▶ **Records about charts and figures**
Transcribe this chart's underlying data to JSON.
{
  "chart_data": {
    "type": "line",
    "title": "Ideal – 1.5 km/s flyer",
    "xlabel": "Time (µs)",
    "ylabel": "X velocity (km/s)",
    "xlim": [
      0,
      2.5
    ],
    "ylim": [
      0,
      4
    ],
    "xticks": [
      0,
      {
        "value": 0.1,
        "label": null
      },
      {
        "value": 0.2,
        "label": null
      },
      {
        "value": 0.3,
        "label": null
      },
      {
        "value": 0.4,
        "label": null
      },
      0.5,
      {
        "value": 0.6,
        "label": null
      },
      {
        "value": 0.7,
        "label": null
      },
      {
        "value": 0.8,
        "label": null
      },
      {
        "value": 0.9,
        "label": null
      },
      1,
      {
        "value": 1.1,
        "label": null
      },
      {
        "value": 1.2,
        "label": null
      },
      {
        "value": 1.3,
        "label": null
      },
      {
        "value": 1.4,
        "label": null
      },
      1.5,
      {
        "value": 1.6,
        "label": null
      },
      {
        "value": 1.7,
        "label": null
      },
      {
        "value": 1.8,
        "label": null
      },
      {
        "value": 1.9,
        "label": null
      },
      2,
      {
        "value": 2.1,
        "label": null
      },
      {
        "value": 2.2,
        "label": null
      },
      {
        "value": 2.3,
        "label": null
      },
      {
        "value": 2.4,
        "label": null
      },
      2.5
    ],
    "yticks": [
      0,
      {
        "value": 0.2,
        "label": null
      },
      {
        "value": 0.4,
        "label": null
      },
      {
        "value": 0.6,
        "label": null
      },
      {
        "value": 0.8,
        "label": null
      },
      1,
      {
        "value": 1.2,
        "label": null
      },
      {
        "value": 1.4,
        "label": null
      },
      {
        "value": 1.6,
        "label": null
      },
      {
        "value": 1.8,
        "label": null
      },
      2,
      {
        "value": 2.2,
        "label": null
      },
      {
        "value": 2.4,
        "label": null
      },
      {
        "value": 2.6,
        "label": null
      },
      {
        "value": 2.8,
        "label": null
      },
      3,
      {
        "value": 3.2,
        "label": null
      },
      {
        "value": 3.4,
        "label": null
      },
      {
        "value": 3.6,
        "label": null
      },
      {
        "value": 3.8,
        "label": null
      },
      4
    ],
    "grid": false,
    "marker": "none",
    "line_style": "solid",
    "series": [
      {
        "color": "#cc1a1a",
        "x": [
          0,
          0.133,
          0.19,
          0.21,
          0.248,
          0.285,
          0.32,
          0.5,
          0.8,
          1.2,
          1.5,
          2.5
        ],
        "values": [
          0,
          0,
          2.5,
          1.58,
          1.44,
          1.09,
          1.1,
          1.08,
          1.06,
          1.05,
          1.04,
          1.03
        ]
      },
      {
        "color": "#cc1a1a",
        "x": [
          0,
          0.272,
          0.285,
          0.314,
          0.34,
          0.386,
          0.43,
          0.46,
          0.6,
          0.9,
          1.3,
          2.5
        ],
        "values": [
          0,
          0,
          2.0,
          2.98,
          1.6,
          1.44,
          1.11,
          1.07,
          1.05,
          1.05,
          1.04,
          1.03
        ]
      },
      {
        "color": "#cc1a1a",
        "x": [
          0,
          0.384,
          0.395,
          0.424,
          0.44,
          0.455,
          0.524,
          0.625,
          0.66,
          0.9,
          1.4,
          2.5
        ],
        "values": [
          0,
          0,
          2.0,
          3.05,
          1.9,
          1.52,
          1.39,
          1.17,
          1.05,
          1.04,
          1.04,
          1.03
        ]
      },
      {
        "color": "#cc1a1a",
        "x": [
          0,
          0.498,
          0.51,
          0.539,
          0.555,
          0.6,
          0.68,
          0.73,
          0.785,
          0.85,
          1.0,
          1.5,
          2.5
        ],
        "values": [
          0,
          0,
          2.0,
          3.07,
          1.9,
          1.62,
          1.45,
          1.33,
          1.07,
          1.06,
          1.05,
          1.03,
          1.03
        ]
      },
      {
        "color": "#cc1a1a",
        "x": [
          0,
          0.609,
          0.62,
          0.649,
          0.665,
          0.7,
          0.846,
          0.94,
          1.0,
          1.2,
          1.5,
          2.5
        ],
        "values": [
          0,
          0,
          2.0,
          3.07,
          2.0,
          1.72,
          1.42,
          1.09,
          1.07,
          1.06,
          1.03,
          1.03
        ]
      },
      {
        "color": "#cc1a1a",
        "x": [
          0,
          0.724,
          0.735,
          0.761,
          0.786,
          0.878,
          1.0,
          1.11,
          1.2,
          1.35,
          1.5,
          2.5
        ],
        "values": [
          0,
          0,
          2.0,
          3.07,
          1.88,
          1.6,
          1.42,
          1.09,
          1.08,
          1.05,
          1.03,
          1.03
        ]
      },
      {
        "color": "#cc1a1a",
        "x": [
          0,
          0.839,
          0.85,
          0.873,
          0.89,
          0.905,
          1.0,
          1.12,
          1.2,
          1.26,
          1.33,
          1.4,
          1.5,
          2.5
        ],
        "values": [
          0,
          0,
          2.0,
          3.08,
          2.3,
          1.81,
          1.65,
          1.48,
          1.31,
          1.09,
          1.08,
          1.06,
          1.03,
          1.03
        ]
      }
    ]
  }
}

▶ **Aim**
Every line above should be written out again exactly as it stands.

▶ **Exercise output**
Transcribe this chart's underlying data to JSON.
{
  "chart_data": {
    "type": "line",
    "title": "Ideal – 1.5 km/s flyer",
    "xlabel": "Time (µs)",
    "ylabel": "X velocity (km/s)",
    "xlim": [
      0,
      2.5
    ],
    "ylim": [
      0,
      4
    ],
    "xticks": [
      0,
      {
        "value": 0.1,
        "label": null
      },
      {
        "value": 0.2,
        "label": null
      },
      {
        "value": 0.3,
        "label": null
      },
      {
        "value": 0.4,
        "label": null
      },
      0.5,
      {
        "value": 0.6,
        "label": null
      },
      {
        "value": 0.7,
        "label": null
      },
      {
        "value": 0.8,
        "label": null
      },
      {
        "value": 0.9,
        "label": null
      },
      1,
      {
        "value": 1.1,
        "label": null
      },
      {
        "value": 1.2,
        "label": null
      },
      {
        "value": 1.3,
        "label": null
      },
      {
        "value": 1.4,
        "label": null
      },
      1.5,
      {
        "value": 1.6,
        "label": null
      },
      {
        "value": 1.7,
        "label": null
      },
      {
        "value": 1.8,
        "label": null
      },
      {
        "value": 1.9,
        "label": null
      },
      2,
      {
        "value": 2.1,
        "label": null
      },
      {
        "value": 2.2,
        "label": null
      },
      {
        "value": 2.3,
        "label": null
      },
      {
        "value": 2.4,
        "label": null
      },
      2.5
    ],
    "yticks": [
      0,
      {
        "value": 0.2,
        "label": null
      },
      {
        "value": 0.4,
        "label": null
      },
      {
        "value": 0.6,
        "label": null
      },
      {
        "value": 0.8,
        "label": null
      },
      1,
      {
        "value": 1.2,
        "label": null
      },
      {
        "value": 1.4,
        "label": null
      },
      {
        "value": 1.6,
        "label": null
      },
      {
        "value": 1.8,
        "label": null
      },
      2,
      {
        "value": 2.2,
        "label": null
      },
      {
        "value": 2.4,
        "label": null
      },
      {
        "value": 2.6,
        "label": null
      },
      {
        "value": 2.8,
        "label": null
      },
      3,
      {
        "value": 3.2,
        "label": null
      },
      {
        "value": 3.4,
        "label": null
      },
      {
        "value": 3.6,
        "label": null
      },
      {
        "value": 3.8,
        "label": null
      },
      4
    ],
    "grid": false,
    "marker": "none",
    "line_style": "solid",
    "series": [
      {
        "color": "#cc1a1a",
        "x": [
          0,
          0.133,
          0.19,
          0.21,
          0.248,
          0.285,
          0.32,
          0.5,
          0.8,
          1.2,
          1.5,
          2.5
        ],
        "values": [
          0,
          0,
          2.5,
          1.58,
          1.44,
          1.09,
          1.1,
          1.08,
          1.06,
          1.05,
          1.04,
          1.03
        ]
      },
      {
        "color": "#cc1a1a",
        "x": [
          0,
          0.272,
          0.285,
          0.314,
          0.34,
          0.386,
          0.43,
          0.46,
          0.6,
          0.9,
          1.3,
          2.5
        ],
        "values": [
          0,
          0,
          2.0,
          2.98,
          1.6,
          1.44,
          1.11,
          1.07,
          1.05,
          1.05,
          1.04,
          1.03
        ]
      },
      {
        "color": "#cc1a1a",
        "x": [
          0,
          0.384,
          0.395,
          0.424,
          0.44,
          0.455,
          0.524,
          0.625,
          0.66,
          0.9,
          1.4,
          2.5
        ],
        "values": [
          0,
          0,
          2.0,
          3.05,
          1.9,
          1.52,
          1.39,
          1.17,
          1.05,
          1.04,
          1.04,
          1.03
        ]
      },
      {
        "color": "#cc1a1a",
        "x": [
          0,
          0.498,
          0.51,
          0.539,
          0.555,
          0.6,
          0.68,
          0.73,
          0.785,
          0.85,
          1.0,
          1.5,
          2.5
        ],
        "values": [
          0,
          0,
          2.0,
          3.07,
          1.9,
          1.62,
          1.45,
          1.33,
          1.07,
          1.06,
          1.05,
          1.03,
          1.03
        ]
      },
      {
        "color": "#cc1a1a",
        "x": [
          0,
          0.609,
          0.62,
          0.649,
          0.665,
          0.7,
          0.846,
          0.94,
          1.0,
          1.2,
          1.5,
          2.5
        ],
        "values": [
          0,
          0,
          2.0,
          3.07,
          2.0,
          1.72,
          1.42,
          1.09,
          1.07,
          1.06,
          1.03,
          1.03
        ]
      },
      {
        "color": "#cc1a1a",
        "x": [
          0,
          0.724,
          0.735,
          0.761,
          0.786,
          0.878,
          1.0,
          1.11,
          1.2,
          1.35,
          1.5,
          2.5
        ],
        "values": [
          0,
          0,
          2.0,
          3.07,
          1.88,
          1.6,
          1.42,
          1.09,
          1.08,
          1.05,
          1.03,
          1.03
        ]
      },
      {
        "color": "#cc1a1a",
        "x": [
          0,
          0.839,
          0.85,
          0.873,
          0.89,
          0.905,
          1.0,
          1.12,
          1.2,
          1.26,
          1.33,
          1.4,
          1.5,
          2.5
        ],
        "values": [
          0,
          0,
          2.0,
          3.08,
          2.3,
          1.81,
          1.65,
          1.48,
          1.31,
          1.09,
          1.08,
          1.06,
          1.03,
          1.03
        ]
      }
    ]
  }
}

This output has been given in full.